### TASK DESCRIPTION:
From the entries below, gather every line containing the string "name".

Figure content listings
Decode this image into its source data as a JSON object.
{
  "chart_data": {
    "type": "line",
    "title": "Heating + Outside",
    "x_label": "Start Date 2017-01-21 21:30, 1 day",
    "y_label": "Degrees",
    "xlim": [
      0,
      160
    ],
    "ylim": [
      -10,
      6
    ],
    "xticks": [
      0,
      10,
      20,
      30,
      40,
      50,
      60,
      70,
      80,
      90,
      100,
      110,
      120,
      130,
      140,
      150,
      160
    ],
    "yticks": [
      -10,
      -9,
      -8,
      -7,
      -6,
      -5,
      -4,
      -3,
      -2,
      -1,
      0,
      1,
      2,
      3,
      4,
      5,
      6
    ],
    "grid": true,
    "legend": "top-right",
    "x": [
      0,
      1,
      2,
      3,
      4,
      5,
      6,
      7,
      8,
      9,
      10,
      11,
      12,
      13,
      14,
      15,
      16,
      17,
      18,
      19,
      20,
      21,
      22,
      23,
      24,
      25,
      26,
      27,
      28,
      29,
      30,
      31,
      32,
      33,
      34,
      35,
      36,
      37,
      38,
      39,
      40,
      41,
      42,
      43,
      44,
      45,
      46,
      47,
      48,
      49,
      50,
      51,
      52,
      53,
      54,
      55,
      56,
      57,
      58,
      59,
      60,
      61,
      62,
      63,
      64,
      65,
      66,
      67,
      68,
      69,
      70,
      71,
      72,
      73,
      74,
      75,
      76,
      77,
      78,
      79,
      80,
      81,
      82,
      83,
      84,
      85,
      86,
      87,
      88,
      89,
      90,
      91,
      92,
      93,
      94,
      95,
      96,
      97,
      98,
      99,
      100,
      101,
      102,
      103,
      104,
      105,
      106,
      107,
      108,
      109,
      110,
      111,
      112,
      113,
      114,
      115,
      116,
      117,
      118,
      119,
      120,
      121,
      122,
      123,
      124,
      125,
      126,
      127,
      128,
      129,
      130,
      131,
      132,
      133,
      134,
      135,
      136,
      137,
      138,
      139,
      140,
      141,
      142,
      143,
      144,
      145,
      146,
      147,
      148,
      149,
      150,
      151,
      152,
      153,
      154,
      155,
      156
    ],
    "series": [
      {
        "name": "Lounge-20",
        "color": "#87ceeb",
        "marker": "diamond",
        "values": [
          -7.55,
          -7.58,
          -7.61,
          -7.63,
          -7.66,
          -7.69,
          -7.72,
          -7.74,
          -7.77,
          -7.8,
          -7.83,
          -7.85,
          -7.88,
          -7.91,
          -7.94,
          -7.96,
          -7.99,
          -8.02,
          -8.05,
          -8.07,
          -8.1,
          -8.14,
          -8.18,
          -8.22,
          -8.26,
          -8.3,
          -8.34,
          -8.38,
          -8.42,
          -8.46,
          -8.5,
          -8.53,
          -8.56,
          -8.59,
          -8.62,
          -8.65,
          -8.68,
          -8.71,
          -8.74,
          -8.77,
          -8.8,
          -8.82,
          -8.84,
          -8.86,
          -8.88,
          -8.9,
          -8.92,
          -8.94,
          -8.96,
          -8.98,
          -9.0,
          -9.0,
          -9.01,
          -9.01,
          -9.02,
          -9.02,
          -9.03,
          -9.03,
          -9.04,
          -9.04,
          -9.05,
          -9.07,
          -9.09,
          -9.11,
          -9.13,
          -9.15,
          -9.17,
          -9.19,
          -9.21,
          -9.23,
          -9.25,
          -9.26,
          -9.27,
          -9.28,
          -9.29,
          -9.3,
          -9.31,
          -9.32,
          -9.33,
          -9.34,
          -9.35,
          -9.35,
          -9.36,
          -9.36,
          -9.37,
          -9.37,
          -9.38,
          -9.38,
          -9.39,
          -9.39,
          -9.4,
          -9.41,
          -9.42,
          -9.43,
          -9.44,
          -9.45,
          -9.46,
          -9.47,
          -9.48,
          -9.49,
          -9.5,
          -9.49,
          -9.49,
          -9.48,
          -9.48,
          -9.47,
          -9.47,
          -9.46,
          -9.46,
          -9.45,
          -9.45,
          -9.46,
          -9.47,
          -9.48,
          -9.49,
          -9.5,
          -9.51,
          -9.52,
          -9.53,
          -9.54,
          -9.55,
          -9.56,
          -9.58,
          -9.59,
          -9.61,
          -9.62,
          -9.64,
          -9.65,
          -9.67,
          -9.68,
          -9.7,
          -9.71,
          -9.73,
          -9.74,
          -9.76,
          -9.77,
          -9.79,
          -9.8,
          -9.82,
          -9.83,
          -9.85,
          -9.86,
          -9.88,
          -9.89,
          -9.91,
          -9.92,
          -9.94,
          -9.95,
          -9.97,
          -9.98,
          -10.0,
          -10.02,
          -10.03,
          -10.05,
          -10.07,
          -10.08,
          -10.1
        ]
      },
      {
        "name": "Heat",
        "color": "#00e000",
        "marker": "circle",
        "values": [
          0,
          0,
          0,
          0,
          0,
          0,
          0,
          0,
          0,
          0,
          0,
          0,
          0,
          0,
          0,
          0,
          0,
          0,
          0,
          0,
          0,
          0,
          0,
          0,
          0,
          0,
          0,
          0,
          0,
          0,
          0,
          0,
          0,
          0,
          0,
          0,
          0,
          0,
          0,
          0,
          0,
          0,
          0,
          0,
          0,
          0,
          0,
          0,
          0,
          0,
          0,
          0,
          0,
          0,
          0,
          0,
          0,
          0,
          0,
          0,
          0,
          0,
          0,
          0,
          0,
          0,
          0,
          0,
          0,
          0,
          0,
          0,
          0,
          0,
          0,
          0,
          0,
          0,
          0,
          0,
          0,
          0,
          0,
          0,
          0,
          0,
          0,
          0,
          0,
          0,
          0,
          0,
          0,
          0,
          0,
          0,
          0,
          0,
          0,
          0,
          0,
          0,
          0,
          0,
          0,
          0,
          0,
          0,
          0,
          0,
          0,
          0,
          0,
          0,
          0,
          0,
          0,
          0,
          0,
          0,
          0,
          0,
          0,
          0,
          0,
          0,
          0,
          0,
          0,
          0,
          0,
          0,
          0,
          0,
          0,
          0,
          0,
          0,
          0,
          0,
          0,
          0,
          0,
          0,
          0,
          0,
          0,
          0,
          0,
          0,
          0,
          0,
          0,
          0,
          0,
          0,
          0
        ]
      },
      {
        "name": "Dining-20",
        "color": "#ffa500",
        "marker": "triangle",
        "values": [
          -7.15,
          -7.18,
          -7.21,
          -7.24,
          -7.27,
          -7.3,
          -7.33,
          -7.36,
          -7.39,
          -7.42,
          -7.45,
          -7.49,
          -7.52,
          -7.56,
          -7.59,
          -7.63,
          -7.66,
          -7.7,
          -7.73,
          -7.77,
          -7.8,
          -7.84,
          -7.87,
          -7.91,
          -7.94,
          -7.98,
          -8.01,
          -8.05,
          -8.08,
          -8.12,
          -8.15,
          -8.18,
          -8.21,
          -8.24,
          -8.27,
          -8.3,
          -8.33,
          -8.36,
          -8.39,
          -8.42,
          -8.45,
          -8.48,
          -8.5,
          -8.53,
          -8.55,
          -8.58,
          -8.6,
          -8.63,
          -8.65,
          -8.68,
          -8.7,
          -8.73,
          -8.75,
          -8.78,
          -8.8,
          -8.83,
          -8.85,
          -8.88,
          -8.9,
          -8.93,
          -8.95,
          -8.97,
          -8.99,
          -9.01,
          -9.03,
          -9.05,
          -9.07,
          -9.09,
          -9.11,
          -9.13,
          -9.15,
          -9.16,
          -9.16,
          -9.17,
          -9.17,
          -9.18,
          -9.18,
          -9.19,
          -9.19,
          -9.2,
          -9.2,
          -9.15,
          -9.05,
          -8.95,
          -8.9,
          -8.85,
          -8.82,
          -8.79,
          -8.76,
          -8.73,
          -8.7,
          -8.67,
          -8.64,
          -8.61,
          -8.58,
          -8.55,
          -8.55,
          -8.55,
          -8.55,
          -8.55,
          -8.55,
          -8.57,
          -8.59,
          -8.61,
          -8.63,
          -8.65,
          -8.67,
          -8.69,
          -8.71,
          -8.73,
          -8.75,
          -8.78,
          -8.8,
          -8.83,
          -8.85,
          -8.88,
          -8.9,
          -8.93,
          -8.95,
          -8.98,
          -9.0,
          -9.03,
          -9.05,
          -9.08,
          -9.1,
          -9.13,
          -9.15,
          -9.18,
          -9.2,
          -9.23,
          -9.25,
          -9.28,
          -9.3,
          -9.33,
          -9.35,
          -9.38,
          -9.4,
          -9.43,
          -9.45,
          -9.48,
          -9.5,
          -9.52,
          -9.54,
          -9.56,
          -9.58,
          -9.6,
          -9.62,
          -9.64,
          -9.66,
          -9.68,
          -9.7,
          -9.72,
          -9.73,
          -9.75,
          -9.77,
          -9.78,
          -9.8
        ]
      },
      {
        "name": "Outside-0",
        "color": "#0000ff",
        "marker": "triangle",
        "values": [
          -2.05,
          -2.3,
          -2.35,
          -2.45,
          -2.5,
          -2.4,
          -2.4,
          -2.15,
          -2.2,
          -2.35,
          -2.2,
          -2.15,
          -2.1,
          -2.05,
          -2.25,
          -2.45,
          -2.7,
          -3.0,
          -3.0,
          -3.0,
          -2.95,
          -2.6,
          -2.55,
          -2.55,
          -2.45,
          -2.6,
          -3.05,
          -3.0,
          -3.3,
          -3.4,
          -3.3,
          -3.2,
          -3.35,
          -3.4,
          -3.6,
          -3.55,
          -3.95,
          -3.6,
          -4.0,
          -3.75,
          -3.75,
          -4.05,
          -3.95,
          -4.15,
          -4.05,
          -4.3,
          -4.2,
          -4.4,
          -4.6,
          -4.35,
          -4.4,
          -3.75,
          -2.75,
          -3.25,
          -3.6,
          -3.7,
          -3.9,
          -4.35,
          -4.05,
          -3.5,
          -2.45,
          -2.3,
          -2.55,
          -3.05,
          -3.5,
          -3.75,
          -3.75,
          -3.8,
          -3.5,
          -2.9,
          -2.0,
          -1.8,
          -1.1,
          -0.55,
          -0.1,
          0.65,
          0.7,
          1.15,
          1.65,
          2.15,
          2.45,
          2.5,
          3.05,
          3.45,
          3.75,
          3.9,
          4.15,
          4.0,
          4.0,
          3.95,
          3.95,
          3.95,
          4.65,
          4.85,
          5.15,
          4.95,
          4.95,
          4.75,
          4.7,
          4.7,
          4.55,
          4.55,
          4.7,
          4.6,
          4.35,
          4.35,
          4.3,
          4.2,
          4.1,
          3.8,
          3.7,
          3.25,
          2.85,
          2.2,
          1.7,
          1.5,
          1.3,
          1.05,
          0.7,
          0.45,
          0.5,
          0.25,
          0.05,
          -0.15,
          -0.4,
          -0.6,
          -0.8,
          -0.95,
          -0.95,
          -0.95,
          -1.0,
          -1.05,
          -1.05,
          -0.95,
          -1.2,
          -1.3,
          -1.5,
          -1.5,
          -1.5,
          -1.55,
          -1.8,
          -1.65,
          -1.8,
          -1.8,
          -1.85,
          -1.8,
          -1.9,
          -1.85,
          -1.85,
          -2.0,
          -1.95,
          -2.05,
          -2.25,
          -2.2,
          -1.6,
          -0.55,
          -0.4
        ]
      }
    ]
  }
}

### COMPLETE RESPONSE:
        "name": "Lounge-20",
        "name": "Heat",
        "name": "Dining-20",
        "name": "Outside-0",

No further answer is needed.